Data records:
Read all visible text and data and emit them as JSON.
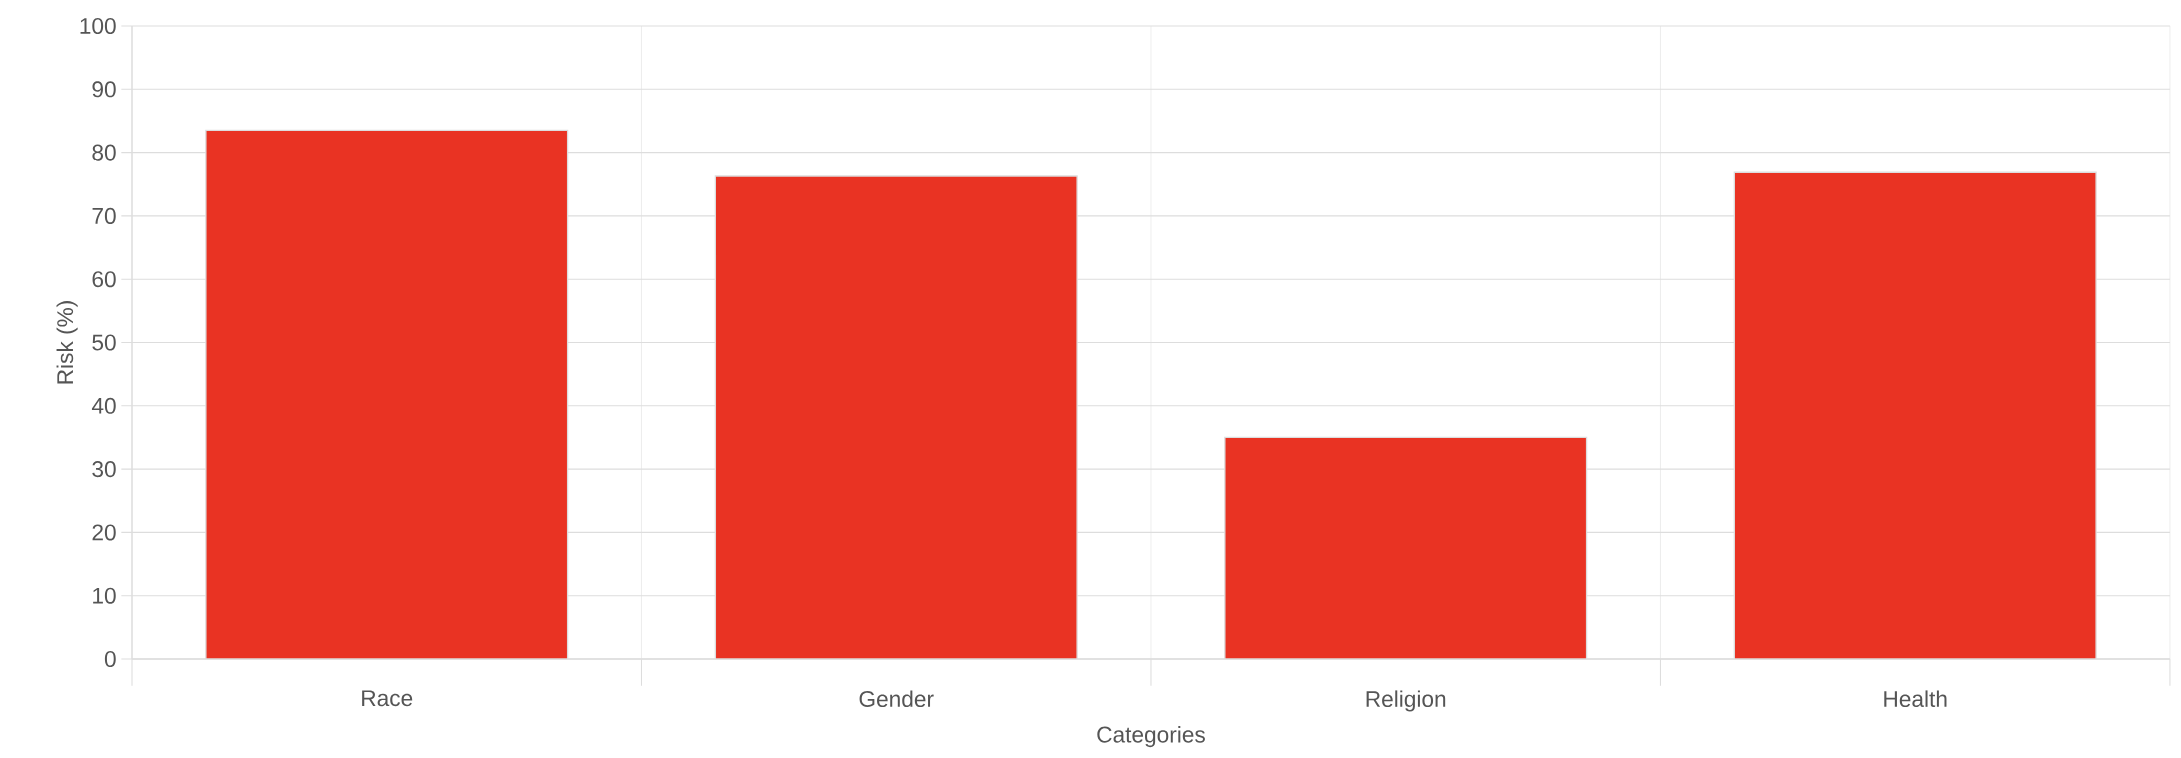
{
  "chart_data": {
    "type": "bar",
    "xlabel": "Categories",
    "ylabel": "Risk (%)",
    "categories": [
      "Race",
      "Gender",
      "Religion",
      "Health"
    ],
    "values": [
      83.5,
      76.3,
      35.0,
      76.9
    ],
    "color": "#e93323",
    "ylim": [
      0,
      100
    ],
    "yticks": [
      0,
      10,
      20,
      30,
      40,
      50,
      60,
      70,
      80,
      90,
      100
    ],
    "grid": true
  }
}
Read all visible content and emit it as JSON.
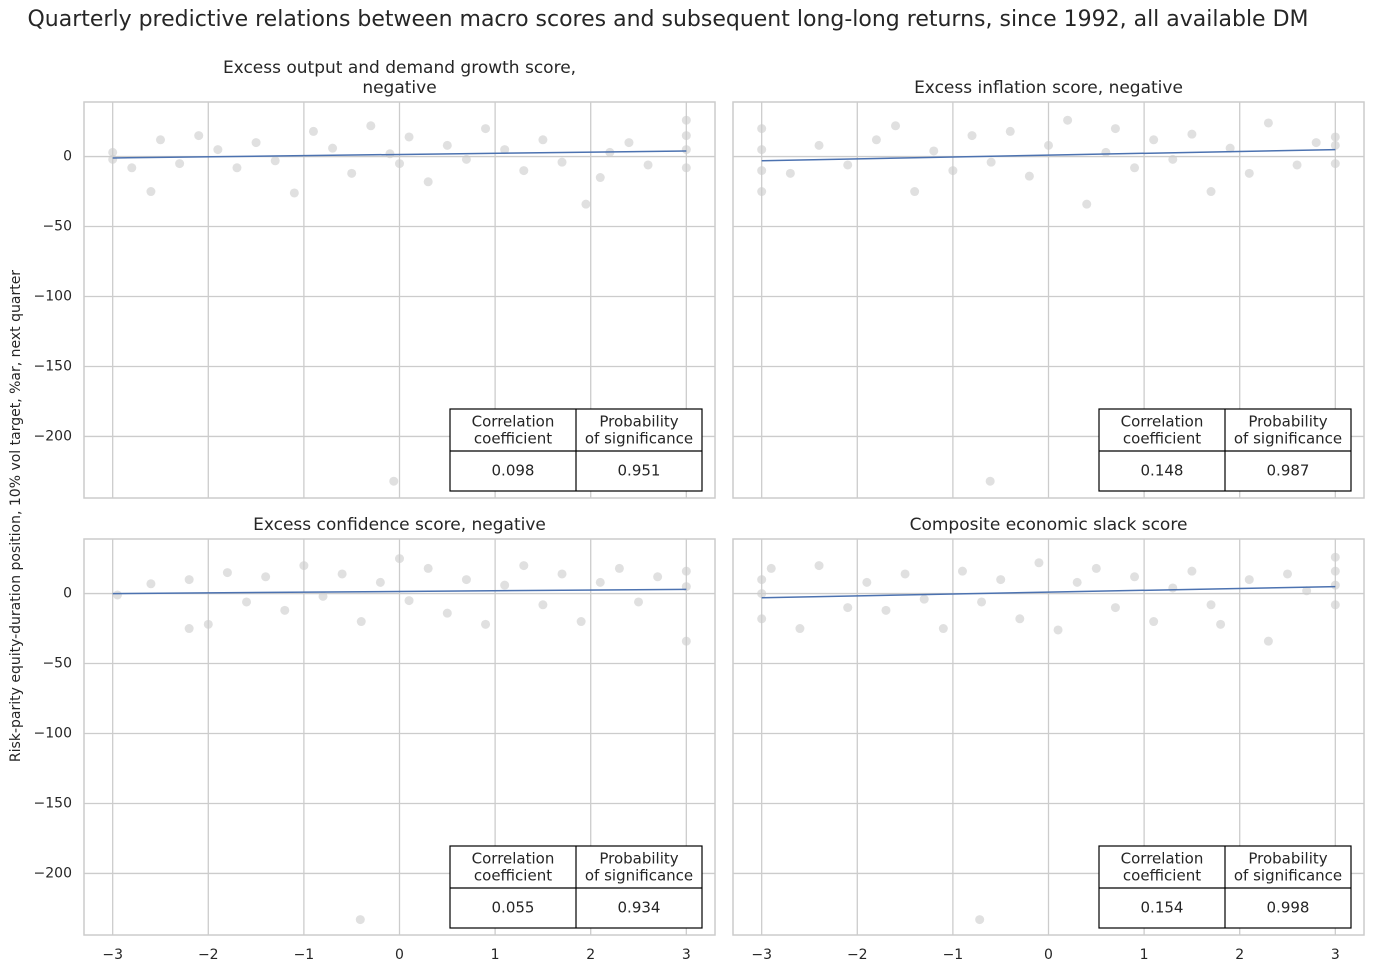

■ **Goal**
An exact transcription of all the entries is required, without the pictures.

■ **Response**
Read all visible text and data and emit them as JSON.
{
  "chart_data": {
    "type": "bar",
    "xlabel": "Categories",
    "ylabel": "Risk (%)",
    "categories": [
      "Race",
      "Gender",
      "Religion",
      "Health"
    ],
    "values": [
      83.5,
      76.3,
      35.0,
      76.9
    ],
    "color": "#e93323",
    "ylim": [
      0,
      100
    ],
    "yticks": [
      0,
      10,
      20,
      30,
      40,
      50,
      60,
      70,
      80,
      90,
      100
    ],
    "grid": true
  }
}
Read all visible content and emit it as JSON.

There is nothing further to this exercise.